(Excerpts from a figure dataset)
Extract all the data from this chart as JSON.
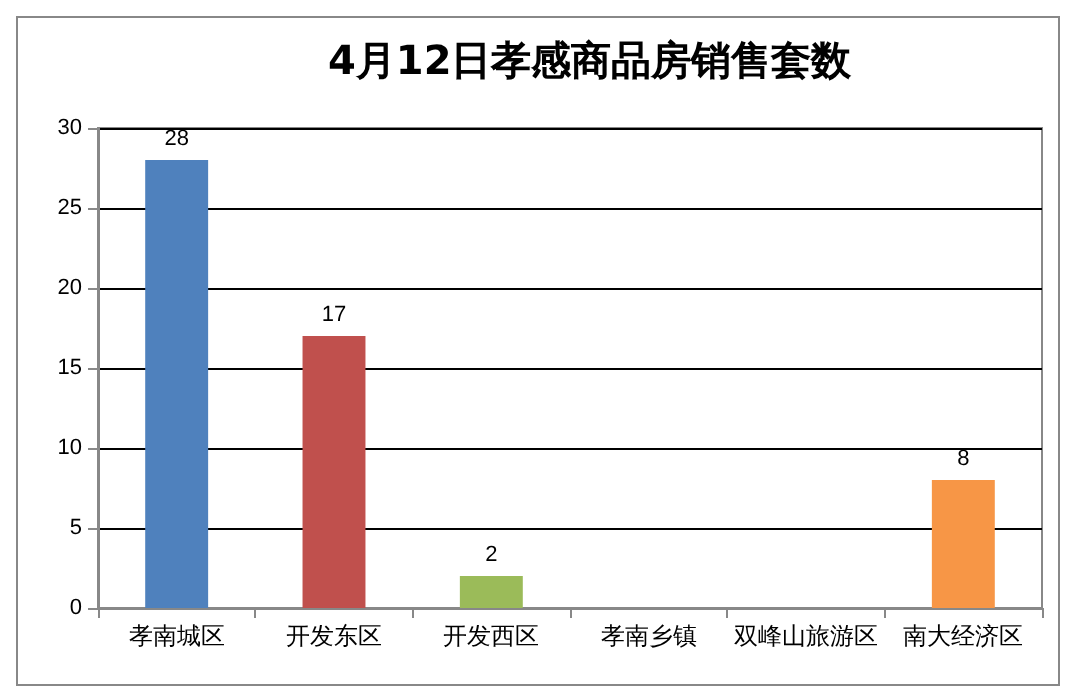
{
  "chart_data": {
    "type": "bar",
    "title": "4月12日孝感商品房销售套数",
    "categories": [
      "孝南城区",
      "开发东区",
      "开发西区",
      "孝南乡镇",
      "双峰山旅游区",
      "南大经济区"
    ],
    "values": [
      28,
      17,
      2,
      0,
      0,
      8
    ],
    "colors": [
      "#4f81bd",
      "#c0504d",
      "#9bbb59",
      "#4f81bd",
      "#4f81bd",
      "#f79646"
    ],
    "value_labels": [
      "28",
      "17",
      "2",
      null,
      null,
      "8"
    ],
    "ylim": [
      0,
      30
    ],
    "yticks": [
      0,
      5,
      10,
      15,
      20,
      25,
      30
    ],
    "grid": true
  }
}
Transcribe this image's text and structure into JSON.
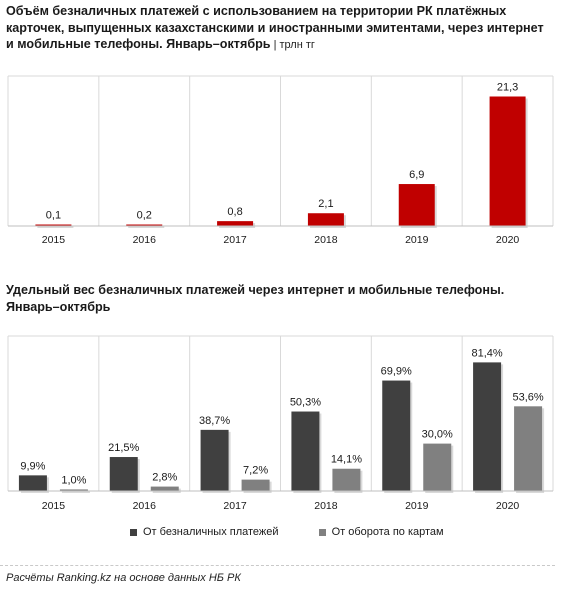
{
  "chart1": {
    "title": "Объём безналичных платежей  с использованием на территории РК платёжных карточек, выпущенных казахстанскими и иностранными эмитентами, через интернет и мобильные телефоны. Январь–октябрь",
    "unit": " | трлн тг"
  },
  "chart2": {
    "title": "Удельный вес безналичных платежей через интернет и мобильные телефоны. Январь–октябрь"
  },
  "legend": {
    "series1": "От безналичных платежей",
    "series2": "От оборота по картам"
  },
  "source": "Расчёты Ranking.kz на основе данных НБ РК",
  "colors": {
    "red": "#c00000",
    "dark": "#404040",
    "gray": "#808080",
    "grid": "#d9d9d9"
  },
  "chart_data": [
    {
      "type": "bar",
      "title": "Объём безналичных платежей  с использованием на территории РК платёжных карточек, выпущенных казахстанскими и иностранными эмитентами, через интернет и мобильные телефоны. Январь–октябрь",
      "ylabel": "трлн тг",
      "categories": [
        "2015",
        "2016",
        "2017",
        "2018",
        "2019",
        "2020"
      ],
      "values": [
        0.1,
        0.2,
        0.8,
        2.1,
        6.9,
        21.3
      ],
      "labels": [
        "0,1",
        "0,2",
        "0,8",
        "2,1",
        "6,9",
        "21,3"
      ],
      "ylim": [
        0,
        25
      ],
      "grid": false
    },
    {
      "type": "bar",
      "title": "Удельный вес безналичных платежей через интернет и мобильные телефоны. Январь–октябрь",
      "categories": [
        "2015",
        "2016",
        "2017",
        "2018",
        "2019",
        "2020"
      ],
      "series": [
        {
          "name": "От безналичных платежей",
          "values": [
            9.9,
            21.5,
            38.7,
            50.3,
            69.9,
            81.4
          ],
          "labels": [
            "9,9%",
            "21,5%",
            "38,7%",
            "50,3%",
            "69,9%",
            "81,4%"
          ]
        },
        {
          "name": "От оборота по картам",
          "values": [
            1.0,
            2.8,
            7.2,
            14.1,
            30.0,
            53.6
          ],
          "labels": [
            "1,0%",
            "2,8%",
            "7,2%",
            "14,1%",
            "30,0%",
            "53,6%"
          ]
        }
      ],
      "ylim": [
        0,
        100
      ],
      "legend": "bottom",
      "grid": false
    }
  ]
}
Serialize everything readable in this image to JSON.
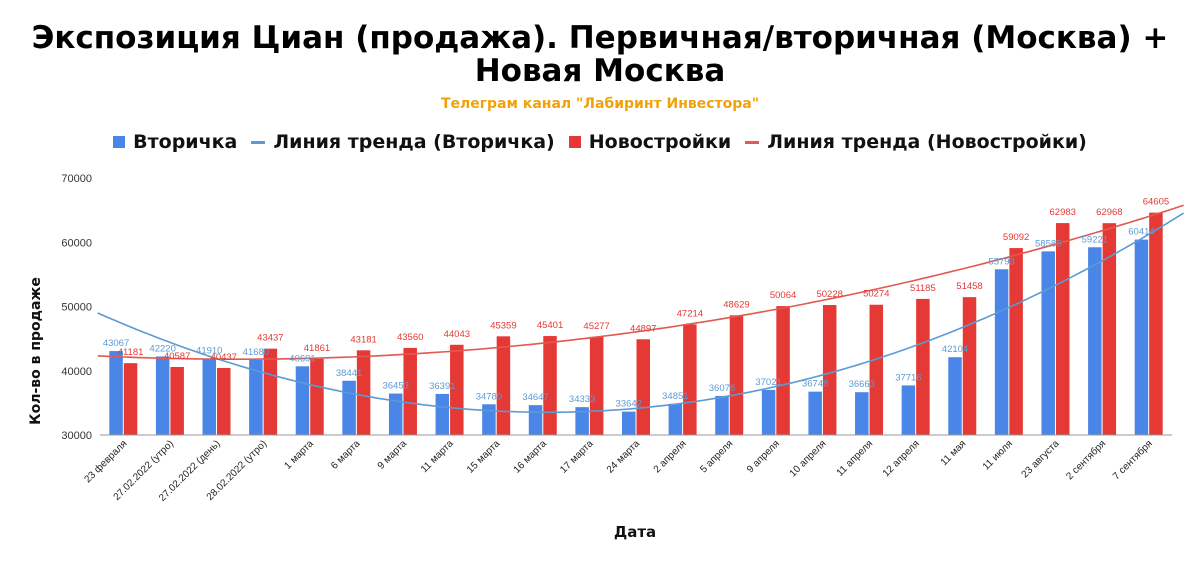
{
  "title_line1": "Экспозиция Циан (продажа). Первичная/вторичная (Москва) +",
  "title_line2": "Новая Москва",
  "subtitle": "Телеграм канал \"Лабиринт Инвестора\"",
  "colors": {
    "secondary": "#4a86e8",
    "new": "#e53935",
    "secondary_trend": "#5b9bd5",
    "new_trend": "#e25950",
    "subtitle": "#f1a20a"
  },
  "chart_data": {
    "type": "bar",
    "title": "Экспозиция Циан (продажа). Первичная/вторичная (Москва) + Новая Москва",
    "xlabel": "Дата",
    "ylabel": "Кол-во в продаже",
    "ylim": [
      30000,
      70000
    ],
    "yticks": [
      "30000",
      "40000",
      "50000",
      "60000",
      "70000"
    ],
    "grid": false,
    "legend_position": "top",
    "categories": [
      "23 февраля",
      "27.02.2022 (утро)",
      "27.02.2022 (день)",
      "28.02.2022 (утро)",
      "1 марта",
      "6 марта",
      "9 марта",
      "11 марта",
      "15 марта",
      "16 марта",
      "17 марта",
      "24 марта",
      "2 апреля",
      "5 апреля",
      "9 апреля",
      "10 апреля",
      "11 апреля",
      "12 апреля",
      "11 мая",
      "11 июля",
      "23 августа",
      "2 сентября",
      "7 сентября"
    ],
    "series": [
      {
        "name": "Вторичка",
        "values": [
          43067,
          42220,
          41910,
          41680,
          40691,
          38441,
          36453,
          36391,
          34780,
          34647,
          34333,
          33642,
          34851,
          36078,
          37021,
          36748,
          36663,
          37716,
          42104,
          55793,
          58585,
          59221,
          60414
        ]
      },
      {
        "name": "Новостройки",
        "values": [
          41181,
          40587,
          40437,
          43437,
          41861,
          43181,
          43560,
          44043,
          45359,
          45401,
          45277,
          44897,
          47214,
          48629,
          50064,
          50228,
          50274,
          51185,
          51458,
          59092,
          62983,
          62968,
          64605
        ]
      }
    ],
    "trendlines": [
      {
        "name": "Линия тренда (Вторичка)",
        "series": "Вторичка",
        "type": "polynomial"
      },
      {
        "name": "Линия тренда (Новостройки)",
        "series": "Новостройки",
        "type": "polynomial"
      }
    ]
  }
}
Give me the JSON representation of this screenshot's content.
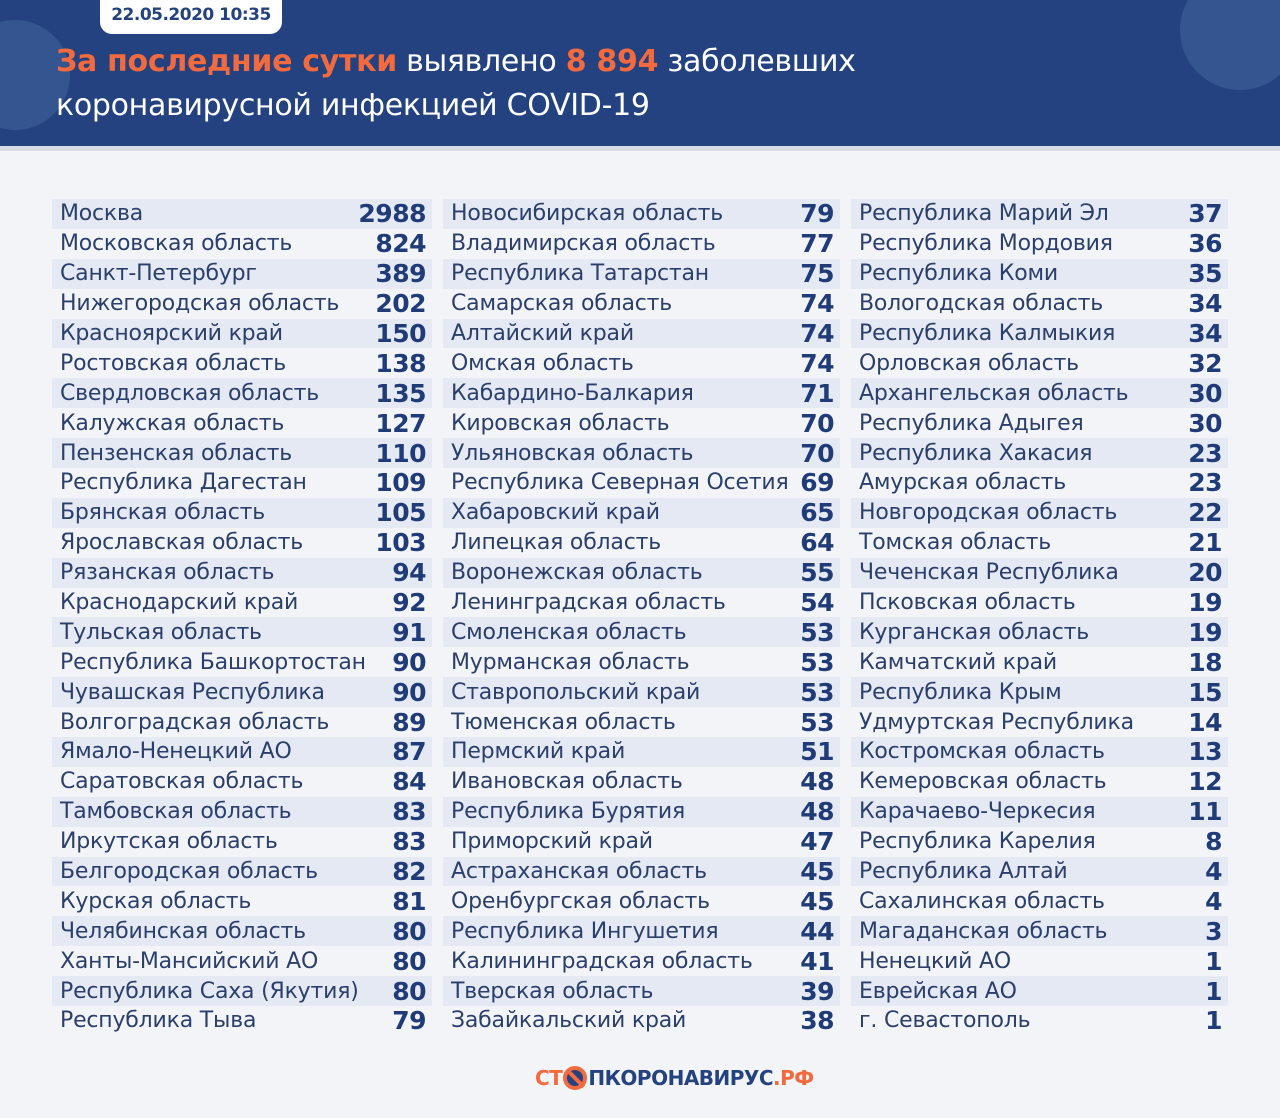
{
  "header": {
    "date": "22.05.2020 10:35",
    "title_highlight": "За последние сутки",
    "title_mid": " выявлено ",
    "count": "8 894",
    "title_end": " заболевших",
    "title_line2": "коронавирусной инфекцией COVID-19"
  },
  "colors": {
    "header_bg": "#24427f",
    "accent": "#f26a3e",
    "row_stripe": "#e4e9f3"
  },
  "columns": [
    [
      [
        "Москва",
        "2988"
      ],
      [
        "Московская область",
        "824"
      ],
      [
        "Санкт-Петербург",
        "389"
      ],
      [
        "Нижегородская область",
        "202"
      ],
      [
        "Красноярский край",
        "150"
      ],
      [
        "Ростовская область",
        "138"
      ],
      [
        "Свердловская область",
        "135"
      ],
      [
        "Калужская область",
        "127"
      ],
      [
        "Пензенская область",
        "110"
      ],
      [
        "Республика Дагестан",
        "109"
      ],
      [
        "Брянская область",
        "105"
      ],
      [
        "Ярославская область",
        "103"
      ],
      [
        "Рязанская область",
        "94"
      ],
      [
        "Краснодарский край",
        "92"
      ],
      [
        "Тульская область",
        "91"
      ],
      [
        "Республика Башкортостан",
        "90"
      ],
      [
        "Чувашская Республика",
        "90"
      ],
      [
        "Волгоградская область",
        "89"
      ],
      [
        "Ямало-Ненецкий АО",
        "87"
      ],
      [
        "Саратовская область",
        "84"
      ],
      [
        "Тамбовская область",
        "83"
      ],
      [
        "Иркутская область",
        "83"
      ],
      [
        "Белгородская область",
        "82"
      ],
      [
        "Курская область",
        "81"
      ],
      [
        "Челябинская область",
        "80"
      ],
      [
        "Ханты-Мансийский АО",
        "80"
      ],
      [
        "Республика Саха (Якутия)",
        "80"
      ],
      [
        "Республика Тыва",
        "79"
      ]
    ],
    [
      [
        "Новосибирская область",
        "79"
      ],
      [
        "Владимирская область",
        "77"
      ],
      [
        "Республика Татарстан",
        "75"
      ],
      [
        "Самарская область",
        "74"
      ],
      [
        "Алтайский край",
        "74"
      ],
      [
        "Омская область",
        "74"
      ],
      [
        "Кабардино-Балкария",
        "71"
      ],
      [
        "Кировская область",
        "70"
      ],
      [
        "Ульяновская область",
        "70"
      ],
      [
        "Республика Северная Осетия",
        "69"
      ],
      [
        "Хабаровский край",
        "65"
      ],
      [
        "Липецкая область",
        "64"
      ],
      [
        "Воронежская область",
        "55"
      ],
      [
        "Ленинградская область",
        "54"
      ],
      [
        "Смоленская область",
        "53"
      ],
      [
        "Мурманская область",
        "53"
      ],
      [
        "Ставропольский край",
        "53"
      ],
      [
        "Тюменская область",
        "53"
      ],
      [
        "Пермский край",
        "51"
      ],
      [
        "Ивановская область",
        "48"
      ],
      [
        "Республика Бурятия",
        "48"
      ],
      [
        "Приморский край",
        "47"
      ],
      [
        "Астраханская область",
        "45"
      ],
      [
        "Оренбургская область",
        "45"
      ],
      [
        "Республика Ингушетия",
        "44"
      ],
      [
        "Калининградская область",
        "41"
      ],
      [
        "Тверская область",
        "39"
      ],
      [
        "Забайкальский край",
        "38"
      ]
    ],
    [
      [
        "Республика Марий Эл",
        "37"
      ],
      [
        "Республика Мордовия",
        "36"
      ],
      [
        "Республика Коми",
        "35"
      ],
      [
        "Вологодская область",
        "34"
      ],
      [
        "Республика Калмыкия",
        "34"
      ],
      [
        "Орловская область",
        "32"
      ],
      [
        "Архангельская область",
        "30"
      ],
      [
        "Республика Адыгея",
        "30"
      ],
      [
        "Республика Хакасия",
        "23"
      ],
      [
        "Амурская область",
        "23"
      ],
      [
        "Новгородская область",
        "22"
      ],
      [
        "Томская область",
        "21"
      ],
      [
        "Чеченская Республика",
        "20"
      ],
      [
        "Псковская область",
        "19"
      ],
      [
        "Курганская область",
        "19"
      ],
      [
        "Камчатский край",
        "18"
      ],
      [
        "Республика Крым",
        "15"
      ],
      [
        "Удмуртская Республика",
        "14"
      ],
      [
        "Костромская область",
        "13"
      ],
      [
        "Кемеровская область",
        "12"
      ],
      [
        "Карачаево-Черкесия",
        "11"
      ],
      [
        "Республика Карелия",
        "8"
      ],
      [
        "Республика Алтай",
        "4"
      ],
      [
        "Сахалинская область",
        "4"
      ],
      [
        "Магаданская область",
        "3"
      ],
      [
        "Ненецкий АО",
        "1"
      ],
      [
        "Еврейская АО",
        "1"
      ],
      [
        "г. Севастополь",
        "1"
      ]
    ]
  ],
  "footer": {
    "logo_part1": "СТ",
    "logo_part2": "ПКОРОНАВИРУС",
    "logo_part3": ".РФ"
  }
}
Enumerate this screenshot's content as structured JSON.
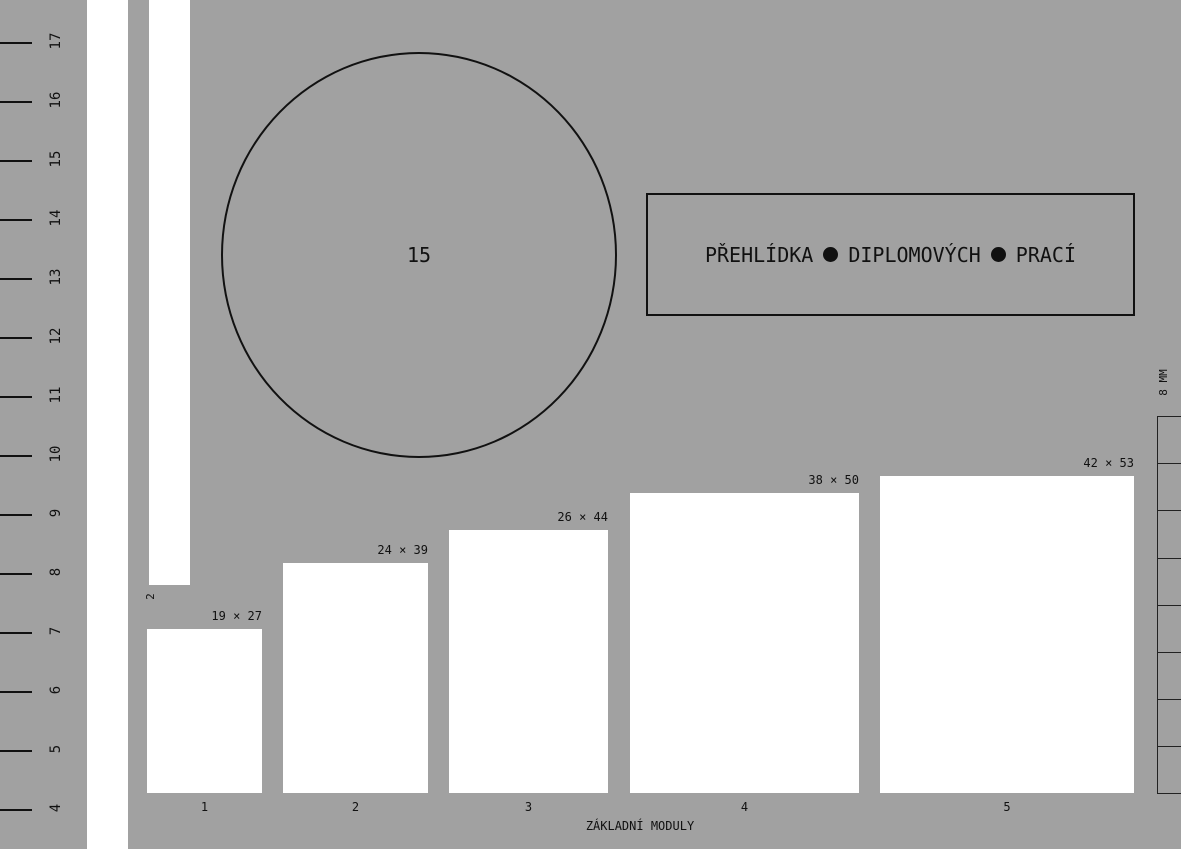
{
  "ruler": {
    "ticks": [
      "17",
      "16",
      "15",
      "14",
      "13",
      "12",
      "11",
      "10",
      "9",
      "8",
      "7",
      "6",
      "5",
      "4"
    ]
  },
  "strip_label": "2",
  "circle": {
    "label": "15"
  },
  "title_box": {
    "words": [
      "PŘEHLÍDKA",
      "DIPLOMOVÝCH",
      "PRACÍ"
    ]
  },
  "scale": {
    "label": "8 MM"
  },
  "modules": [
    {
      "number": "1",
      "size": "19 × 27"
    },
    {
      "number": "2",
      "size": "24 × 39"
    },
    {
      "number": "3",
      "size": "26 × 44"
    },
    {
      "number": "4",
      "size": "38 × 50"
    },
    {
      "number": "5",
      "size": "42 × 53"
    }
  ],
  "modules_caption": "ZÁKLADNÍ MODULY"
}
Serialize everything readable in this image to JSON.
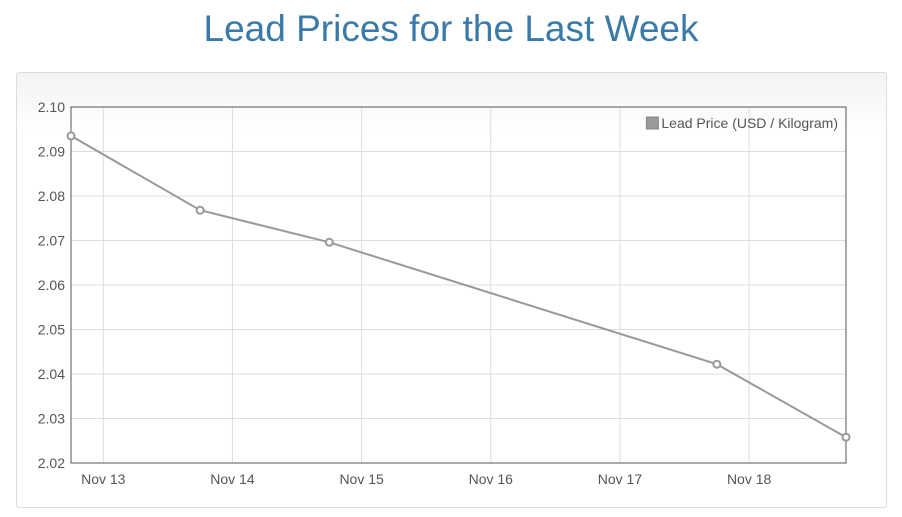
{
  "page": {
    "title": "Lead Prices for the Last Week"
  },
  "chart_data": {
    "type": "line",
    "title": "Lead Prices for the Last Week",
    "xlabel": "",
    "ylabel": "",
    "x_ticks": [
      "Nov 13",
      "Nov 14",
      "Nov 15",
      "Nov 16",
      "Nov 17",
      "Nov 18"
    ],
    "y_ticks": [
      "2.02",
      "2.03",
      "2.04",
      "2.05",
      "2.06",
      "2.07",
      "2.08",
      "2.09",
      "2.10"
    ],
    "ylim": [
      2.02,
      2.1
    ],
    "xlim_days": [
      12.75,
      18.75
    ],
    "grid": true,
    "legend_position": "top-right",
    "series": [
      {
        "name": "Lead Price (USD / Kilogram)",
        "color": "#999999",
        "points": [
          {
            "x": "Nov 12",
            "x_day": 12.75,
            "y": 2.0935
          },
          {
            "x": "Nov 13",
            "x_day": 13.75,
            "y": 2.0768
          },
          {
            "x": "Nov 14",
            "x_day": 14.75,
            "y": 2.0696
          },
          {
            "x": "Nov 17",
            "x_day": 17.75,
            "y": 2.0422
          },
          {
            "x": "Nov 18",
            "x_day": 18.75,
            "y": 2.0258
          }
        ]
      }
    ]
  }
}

DIRECTIVE » List all lines above in which the string "JSON" appears.

TASK ANSWER »
Extract all the data from this chart as JSON.
Transcribe this image's text and structure into JSON.
Serialize everything readable in this image to JSON.
Give me the JSON representation of this screenshot's content.
Enumerate this screenshot's content as structured JSON.
Serialize everything readable in this image to JSON.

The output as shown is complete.